WHAT YOU WILL DO
Make an exact copy of each entry, leaving out every picture.

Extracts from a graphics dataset

>> Start

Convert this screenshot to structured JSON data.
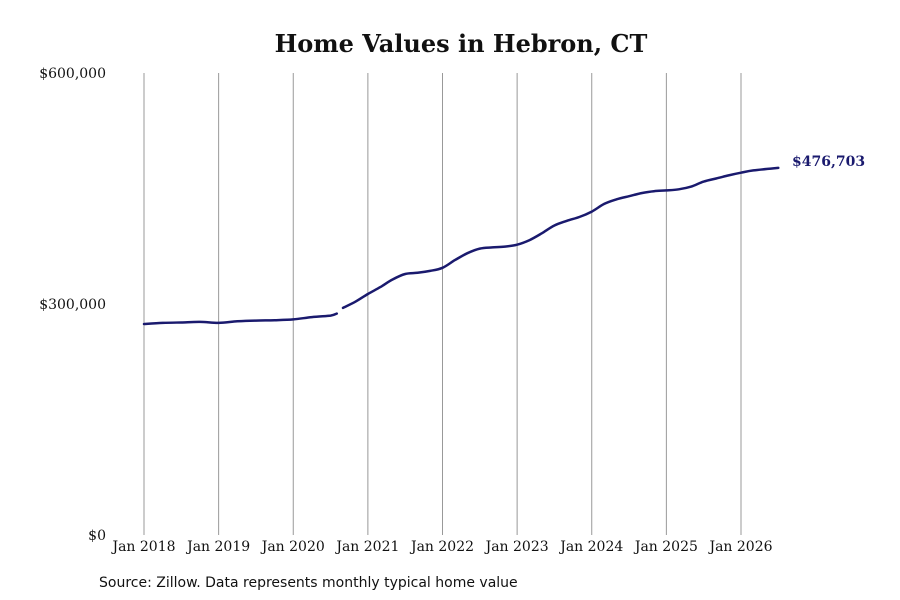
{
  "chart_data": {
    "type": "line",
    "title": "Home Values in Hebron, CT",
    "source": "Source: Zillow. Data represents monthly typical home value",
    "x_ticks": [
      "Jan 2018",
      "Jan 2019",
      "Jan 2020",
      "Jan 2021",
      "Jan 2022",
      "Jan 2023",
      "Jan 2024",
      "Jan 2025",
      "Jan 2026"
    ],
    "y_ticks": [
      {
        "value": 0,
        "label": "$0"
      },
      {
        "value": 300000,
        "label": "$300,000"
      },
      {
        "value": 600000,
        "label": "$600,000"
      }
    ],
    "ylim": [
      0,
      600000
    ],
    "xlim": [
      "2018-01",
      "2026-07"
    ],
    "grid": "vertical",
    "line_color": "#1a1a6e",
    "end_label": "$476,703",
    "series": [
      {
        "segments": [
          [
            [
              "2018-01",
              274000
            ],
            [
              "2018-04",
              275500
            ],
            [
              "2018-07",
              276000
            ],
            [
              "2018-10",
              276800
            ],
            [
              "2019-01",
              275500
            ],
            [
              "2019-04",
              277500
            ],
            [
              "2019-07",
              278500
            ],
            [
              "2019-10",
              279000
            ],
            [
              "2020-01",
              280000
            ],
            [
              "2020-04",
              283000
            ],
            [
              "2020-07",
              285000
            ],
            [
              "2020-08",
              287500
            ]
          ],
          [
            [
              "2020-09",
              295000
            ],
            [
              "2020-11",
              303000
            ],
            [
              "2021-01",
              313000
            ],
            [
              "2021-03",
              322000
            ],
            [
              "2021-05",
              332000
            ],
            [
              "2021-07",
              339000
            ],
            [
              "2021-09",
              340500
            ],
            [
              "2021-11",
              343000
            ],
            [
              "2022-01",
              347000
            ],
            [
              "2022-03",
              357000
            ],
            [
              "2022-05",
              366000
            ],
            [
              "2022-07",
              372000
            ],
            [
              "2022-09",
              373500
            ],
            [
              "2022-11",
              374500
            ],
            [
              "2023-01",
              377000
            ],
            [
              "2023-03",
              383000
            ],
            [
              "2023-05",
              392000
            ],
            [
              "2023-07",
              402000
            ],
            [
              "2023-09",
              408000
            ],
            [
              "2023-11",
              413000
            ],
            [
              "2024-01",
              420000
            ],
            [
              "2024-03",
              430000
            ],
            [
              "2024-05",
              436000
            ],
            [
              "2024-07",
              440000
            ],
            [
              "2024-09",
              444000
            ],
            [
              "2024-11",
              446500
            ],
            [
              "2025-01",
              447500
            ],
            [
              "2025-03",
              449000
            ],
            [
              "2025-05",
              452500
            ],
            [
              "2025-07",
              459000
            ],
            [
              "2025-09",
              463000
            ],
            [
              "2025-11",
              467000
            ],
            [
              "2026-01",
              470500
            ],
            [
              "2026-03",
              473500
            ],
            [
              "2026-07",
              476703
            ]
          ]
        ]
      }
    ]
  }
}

>> End

COMPLETE ANSWER
Convert this screenshot to structured JSON data.
{
  "chart_data": {
    "type": "line",
    "title": "Home Values in Hebron, CT",
    "source": "Source: Zillow. Data represents monthly typical home value",
    "x_ticks": [
      "Jan 2018",
      "Jan 2019",
      "Jan 2020",
      "Jan 2021",
      "Jan 2022",
      "Jan 2023",
      "Jan 2024",
      "Jan 2025",
      "Jan 2026"
    ],
    "y_ticks": [
      {
        "value": 0,
        "label": "$0"
      },
      {
        "value": 300000,
        "label": "$300,000"
      },
      {
        "value": 600000,
        "label": "$600,000"
      }
    ],
    "ylim": [
      0,
      600000
    ],
    "xlim": [
      "2018-01",
      "2026-07"
    ],
    "grid": "vertical",
    "line_color": "#1a1a6e",
    "end_label": "$476,703",
    "series": [
      {
        "segments": [
          [
            [
              "2018-01",
              274000
            ],
            [
              "2018-04",
              275500
            ],
            [
              "2018-07",
              276000
            ],
            [
              "2018-10",
              276800
            ],
            [
              "2019-01",
              275500
            ],
            [
              "2019-04",
              277500
            ],
            [
              "2019-07",
              278500
            ],
            [
              "2019-10",
              279000
            ],
            [
              "2020-01",
              280000
            ],
            [
              "2020-04",
              283000
            ],
            [
              "2020-07",
              285000
            ],
            [
              "2020-08",
              287500
            ]
          ],
          [
            [
              "2020-09",
              295000
            ],
            [
              "2020-11",
              303000
            ],
            [
              "2021-01",
              313000
            ],
            [
              "2021-03",
              322000
            ],
            [
              "2021-05",
              332000
            ],
            [
              "2021-07",
              339000
            ],
            [
              "2021-09",
              340500
            ],
            [
              "2021-11",
              343000
            ],
            [
              "2022-01",
              347000
            ],
            [
              "2022-03",
              357000
            ],
            [
              "2022-05",
              366000
            ],
            [
              "2022-07",
              372000
            ],
            [
              "2022-09",
              373500
            ],
            [
              "2022-11",
              374500
            ],
            [
              "2023-01",
              377000
            ],
            [
              "2023-03",
              383000
            ],
            [
              "2023-05",
              392000
            ],
            [
              "2023-07",
              402000
            ],
            [
              "2023-09",
              408000
            ],
            [
              "2023-11",
              413000
            ],
            [
              "2024-01",
              420000
            ],
            [
              "2024-03",
              430000
            ],
            [
              "2024-05",
              436000
            ],
            [
              "2024-07",
              440000
            ],
            [
              "2024-09",
              444000
            ],
            [
              "2024-11",
              446500
            ],
            [
              "2025-01",
              447500
            ],
            [
              "2025-03",
              449000
            ],
            [
              "2025-05",
              452500
            ],
            [
              "2025-07",
              459000
            ],
            [
              "2025-09",
              463000
            ],
            [
              "2025-11",
              467000
            ],
            [
              "2026-01",
              470500
            ],
            [
              "2026-03",
              473500
            ],
            [
              "2026-07",
              476703
            ]
          ]
        ]
      }
    ]
  }
}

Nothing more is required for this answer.